Text excerpt section start
In a case where a building security officer needs video to watch a parking lot and record suspicious events, 30 FPS is indistinguishable from live viewing. At half of real-time, 15 FPS, watching a car in a parking lot, or watching a person walking up to a car, perhaps to break into it, will present only very slight choppiness in the playback of the video. It is barely noticeable. The FPS rate of 15 is still very usable in terms of seeing what happens in the parking lot.
For someone who wants to install security cameras on the outside of his home, a rate of 7.5 FPS is still highly suitable for seeing what is happening. The playback will appear a little choppy, but it can still provide valuable footage for analysis.
Real-time may seem to be the best avenue for most all applications, but in terms of necessity, many buyers would be happy with the results of a system which produces less than real-time FPS.
FPS rating of a digital video recorder (DVR)
The technical data of a DVR is listed with its specifications, usually found in the literature that accompanies the equipment, or on the website from which the unit is bought.
In the DVR specifications, an FPS rating may show 120 FPS, or 480 FPS, and so on. If 30 FPS is real-time, do numbers this high mean that the DVR has too much processing speed to be practical? After all, does the high speed not come with a higher price that may not be necessary to spend?
The DVR specification needs some explanation. It is a question of simple math. If the DVR is a 4-channel recorder, the FPS rate should be divided by four. If the DVR has a rating of 120 FPS, and it is a 4-channel DVR, then all four channels can be recorded at 30 FPS, or real-time (120/4 cameras=30 FPS per camera feed).
On the other hand, if an 8-channel DVR has the same rating of 120 FPS, the maximum FPS that can be recorded on this specific machine, when all eight channels are feeding the DVR equally, is 15 FPS (120/8 cameras=15 FPS). However, unless the specification states that the maximum FPS per channel is 15, using only six cameras, instead of the maximum of eight for this DVR, the unit would allow a recording rate of 20 FPS per channel (120/6 cameras=20 FPS).
Text excerpt section end
Study questions:
a) According to the DVR frame-rate passage, how many frames per second can each camera record on a 4-channel DVR rated at 120 FPS?
b) Write the next part of the DVR frame-rate passage, picking up after its final sentence.
The entries after the DVR frame-rate passage are unrelated to it.
Material provided section start
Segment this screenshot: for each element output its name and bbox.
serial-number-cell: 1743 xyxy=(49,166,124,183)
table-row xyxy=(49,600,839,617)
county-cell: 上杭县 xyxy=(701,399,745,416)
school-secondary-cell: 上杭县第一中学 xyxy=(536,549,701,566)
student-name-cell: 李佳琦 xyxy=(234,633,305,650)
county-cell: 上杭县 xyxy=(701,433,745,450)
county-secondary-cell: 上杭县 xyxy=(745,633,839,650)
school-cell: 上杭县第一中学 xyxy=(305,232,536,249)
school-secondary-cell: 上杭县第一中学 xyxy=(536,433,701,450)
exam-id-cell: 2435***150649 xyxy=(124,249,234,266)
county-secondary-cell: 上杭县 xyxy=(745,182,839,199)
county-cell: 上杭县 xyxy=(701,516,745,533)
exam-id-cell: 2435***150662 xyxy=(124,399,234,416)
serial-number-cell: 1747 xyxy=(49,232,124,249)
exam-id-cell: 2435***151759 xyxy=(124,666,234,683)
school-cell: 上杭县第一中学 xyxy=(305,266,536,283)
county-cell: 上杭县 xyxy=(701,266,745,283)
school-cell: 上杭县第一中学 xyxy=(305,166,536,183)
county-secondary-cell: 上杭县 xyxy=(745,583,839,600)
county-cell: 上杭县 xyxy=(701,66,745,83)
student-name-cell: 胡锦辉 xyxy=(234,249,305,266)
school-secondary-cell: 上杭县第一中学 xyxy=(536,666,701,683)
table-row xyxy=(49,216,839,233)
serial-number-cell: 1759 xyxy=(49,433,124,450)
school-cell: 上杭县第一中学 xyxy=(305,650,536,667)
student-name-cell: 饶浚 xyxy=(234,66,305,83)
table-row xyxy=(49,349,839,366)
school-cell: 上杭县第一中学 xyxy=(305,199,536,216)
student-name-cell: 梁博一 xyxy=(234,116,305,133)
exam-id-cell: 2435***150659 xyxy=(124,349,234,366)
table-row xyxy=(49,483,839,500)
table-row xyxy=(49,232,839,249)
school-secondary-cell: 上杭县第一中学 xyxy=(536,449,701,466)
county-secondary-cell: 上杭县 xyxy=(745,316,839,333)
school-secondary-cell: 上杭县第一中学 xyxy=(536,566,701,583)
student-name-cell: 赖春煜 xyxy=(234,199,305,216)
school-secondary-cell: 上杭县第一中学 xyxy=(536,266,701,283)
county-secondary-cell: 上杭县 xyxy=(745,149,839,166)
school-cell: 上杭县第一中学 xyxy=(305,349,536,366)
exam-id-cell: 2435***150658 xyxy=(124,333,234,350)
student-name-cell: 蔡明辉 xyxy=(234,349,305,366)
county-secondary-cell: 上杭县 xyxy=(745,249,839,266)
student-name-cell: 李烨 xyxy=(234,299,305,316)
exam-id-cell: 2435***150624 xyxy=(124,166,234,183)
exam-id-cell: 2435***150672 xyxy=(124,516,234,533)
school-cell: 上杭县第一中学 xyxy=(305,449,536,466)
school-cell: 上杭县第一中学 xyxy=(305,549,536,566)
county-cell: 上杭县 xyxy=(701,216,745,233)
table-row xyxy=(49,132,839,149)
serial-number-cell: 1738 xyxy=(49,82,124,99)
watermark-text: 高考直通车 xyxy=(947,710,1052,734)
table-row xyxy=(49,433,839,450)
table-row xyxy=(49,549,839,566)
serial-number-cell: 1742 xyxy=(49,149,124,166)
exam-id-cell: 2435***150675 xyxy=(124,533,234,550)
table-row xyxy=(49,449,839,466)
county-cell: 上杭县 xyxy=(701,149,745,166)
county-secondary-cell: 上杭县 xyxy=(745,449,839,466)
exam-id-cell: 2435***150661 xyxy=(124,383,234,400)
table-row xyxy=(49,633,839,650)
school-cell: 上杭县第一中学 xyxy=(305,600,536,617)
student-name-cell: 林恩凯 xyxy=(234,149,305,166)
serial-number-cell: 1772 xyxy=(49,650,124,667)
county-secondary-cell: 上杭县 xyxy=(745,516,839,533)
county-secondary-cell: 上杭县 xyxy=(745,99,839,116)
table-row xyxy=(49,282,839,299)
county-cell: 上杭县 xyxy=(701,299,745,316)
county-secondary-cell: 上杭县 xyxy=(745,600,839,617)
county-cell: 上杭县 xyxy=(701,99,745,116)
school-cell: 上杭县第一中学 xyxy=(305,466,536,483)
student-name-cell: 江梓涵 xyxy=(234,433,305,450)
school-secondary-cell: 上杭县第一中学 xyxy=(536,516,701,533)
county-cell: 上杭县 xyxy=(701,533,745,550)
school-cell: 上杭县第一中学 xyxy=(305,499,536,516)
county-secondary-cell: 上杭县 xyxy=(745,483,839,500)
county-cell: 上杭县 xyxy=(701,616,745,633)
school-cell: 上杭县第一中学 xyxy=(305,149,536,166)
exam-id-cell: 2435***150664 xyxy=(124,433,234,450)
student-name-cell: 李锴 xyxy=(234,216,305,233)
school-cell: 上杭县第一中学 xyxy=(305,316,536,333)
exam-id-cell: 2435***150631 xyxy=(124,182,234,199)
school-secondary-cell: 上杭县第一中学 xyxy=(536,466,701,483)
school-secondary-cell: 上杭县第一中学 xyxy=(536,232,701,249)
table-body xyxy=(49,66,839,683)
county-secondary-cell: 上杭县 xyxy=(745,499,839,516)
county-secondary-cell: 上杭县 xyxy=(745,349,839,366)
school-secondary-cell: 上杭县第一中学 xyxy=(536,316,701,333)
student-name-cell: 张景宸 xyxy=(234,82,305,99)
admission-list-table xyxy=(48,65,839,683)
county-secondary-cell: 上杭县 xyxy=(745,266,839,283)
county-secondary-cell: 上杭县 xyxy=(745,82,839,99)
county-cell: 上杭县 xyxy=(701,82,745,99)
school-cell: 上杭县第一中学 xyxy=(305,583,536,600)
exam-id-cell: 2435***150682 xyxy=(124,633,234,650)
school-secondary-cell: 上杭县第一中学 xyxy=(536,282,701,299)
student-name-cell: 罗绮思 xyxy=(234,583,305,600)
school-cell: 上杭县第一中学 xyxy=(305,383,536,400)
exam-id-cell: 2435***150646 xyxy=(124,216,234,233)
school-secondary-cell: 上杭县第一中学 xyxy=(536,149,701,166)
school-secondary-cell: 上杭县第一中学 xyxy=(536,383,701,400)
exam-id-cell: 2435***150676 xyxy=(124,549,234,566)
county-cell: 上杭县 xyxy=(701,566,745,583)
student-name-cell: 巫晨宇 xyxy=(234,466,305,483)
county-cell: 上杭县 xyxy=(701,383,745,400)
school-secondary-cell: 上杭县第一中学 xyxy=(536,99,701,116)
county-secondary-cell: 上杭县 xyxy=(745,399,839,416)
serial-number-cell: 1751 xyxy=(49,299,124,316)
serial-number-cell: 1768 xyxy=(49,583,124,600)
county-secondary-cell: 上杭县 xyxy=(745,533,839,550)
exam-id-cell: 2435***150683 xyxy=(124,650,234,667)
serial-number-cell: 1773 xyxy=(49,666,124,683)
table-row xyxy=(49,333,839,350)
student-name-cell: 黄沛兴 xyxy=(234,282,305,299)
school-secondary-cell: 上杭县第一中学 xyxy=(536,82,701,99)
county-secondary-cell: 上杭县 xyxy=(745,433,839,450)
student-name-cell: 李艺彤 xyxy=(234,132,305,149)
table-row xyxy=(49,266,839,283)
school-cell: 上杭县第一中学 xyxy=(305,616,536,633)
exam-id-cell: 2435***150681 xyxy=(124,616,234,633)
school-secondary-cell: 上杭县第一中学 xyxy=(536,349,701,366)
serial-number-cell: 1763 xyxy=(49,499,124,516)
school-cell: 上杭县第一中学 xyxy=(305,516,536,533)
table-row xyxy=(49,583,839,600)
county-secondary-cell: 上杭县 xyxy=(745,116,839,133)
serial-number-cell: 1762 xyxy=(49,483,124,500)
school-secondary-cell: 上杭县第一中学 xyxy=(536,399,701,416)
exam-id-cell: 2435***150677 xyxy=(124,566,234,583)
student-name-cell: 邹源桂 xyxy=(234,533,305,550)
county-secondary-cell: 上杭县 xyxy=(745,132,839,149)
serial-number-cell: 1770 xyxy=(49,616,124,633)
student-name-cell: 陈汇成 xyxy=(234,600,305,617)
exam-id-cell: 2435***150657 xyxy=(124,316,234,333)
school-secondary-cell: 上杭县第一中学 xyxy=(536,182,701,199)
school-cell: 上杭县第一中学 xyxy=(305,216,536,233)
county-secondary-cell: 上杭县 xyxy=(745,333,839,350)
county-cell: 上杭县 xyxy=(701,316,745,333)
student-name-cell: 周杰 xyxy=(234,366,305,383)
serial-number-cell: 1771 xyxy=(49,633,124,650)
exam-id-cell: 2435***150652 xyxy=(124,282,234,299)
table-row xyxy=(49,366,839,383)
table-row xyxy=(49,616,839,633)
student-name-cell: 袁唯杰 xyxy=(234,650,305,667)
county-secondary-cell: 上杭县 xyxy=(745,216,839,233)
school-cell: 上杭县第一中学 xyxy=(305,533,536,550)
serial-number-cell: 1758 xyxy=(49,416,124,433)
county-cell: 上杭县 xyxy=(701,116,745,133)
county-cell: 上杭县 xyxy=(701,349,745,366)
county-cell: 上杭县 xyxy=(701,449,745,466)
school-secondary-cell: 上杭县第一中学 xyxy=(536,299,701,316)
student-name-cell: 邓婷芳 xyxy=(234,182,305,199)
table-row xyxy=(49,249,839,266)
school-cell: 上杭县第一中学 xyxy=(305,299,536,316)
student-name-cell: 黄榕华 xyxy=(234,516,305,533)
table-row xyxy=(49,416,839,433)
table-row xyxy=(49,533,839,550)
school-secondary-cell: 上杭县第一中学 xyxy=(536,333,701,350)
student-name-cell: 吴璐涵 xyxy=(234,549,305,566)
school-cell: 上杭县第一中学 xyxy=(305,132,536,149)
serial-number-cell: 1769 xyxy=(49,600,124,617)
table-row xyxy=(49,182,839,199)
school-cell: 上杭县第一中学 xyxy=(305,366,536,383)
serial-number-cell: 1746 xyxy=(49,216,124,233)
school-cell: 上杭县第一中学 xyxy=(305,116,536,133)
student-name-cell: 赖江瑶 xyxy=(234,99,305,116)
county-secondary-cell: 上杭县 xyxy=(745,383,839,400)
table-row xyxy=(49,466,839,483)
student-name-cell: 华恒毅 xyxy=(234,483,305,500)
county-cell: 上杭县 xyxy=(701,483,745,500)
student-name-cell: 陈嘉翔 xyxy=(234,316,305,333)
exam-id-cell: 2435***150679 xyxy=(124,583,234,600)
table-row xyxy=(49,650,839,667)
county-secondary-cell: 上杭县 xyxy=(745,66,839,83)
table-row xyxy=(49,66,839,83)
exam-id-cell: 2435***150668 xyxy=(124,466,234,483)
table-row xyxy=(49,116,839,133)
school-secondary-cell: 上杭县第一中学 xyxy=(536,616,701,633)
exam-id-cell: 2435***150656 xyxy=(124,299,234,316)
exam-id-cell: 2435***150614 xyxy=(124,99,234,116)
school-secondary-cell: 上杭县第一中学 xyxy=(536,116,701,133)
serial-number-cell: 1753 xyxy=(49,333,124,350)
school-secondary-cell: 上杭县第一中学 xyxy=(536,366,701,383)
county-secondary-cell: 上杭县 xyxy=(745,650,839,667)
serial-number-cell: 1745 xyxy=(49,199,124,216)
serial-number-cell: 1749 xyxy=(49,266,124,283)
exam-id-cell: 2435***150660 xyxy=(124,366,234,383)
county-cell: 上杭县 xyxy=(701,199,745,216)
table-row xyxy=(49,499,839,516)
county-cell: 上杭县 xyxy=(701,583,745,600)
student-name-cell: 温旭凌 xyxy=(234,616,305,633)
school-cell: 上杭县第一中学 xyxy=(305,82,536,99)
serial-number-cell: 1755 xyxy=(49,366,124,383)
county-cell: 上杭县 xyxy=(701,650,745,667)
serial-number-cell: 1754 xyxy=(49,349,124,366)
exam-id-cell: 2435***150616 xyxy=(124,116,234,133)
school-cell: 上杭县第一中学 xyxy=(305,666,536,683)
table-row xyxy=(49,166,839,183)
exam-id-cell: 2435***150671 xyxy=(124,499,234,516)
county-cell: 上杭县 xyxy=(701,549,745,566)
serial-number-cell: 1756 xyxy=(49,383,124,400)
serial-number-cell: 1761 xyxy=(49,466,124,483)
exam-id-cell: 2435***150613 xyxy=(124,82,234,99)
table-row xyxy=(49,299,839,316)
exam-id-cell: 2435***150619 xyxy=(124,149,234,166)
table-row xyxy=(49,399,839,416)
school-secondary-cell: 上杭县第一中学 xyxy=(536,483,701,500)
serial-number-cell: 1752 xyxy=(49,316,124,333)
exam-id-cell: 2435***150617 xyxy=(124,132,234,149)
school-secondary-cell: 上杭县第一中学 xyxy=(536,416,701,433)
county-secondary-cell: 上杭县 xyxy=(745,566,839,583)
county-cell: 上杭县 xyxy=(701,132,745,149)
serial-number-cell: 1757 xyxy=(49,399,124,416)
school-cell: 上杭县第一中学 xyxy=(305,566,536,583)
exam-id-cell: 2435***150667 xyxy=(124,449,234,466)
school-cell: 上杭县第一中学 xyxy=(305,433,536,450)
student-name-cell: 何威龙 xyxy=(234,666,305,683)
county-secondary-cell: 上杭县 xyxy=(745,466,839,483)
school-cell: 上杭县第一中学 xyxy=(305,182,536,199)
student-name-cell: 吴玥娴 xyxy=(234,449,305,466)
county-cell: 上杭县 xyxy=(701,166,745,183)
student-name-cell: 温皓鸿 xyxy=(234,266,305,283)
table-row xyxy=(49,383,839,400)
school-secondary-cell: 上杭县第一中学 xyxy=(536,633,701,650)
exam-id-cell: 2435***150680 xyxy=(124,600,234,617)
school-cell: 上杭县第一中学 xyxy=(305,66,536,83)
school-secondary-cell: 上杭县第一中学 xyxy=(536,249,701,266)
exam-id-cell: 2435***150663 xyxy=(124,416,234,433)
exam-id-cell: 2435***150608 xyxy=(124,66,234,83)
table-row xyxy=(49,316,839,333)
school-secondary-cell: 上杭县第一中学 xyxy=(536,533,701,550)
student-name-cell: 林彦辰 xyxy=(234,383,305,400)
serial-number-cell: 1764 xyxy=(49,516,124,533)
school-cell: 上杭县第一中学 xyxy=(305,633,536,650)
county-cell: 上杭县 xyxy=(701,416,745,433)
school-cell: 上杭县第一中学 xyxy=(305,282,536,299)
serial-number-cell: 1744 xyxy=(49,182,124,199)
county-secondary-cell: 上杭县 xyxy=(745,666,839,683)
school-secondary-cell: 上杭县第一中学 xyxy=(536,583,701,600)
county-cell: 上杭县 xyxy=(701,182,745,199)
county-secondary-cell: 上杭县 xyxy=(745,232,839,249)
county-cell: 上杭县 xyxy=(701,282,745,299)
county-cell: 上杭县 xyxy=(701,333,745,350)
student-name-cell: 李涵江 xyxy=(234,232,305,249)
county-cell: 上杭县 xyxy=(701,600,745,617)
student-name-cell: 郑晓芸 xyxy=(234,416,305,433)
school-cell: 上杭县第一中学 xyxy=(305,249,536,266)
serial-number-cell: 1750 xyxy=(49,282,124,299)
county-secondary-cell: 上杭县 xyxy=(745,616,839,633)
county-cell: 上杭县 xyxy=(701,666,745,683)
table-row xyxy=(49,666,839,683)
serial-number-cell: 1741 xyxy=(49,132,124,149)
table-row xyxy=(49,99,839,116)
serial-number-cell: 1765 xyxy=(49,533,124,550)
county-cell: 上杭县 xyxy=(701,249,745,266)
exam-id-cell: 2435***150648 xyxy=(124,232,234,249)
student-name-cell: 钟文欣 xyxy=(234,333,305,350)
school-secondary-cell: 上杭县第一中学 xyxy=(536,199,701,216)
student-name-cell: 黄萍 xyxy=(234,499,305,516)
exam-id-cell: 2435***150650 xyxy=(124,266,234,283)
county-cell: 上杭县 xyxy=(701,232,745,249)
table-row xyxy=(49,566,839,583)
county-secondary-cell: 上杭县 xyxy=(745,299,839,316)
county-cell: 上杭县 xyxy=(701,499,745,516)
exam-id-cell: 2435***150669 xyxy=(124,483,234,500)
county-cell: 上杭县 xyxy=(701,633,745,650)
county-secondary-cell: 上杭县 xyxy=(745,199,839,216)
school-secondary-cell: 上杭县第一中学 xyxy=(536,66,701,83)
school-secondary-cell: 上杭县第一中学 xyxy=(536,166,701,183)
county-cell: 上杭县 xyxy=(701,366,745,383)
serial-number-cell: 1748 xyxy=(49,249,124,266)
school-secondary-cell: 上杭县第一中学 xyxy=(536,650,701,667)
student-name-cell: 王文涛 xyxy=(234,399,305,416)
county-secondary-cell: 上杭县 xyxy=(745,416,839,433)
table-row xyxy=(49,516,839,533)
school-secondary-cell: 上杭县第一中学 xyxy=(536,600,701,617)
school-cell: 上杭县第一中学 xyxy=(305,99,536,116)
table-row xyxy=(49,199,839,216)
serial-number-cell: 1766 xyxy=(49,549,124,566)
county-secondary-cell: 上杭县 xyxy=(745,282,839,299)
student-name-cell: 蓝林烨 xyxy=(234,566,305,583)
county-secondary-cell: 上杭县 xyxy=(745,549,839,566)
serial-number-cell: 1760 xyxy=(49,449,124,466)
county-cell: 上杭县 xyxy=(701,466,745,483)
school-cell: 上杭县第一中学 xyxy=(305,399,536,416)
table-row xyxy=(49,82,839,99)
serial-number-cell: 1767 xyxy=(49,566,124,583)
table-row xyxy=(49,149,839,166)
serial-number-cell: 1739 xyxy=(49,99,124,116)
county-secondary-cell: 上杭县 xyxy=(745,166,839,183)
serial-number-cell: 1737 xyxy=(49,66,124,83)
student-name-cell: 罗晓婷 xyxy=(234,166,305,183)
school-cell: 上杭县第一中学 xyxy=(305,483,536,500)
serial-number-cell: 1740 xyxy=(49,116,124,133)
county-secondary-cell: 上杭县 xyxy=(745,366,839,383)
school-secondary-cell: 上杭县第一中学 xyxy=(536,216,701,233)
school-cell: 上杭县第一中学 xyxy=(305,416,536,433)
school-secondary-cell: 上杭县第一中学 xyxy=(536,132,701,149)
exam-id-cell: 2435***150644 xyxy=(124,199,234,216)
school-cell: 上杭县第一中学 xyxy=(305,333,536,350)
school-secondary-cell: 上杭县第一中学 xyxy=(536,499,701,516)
Material provided section end
Answers by task:
a) 30 FPS per camera, which is real-time.

b)
What is the downside of higher FPS ratings?
The downside of the higher FPS ratings is really only a matter of how much storage capacity a person wants in his archive.
Since 30 FPS represents twice as many still frames being processed per second than a DVR with a 15 FPS rating, the amount of storage needed for the video is also doubled. This can be a big difference in space and costs with larger systems of 32 or 64 cameras.
The formula is further complicated by how much time needs to be archived, pending a review or investigation. In a business that operates around-the-clock, when theft or intrusion would be noticed quickly, a seven-day archiving capability is often enough. Even though the 30 FPS DVR requires twice as much storage as a 15 FPS unit for the same amount of archived time, the difference in required capacity may be irrelevant to the buyer.
Many operations require more archiving capability, sometimes as much as 90 days worth. When this is the need, buyers will want to pay special attention to compression technologies and hard drive costs that can boost the price of the unit, without getting much in return, if the footage can be reviewed in less time than the 90 days standard that was originally set.
One way of getting around the storage issue is to set each camera according to the actual need of its particular placement. A camera that puts “eyes” on a sensitive storage area, like a pharmaceutical cabinet in a hospital, would not require a 30 FPS rate. Movements in the camera’s view would be simple human movements, like arms and legs moving, or a head turning.
These movements are easily captured on a much lower FPS rating than 30. A 7.5 FPS would be sufficient in cases such as these, thus cutting down the amount of required storage for those particular cameras to only 25% of that which would be required by a 30 FPS setting. Only those applications that require the recording of exceptionally fast motion would need to be set to 30 FPS or higher.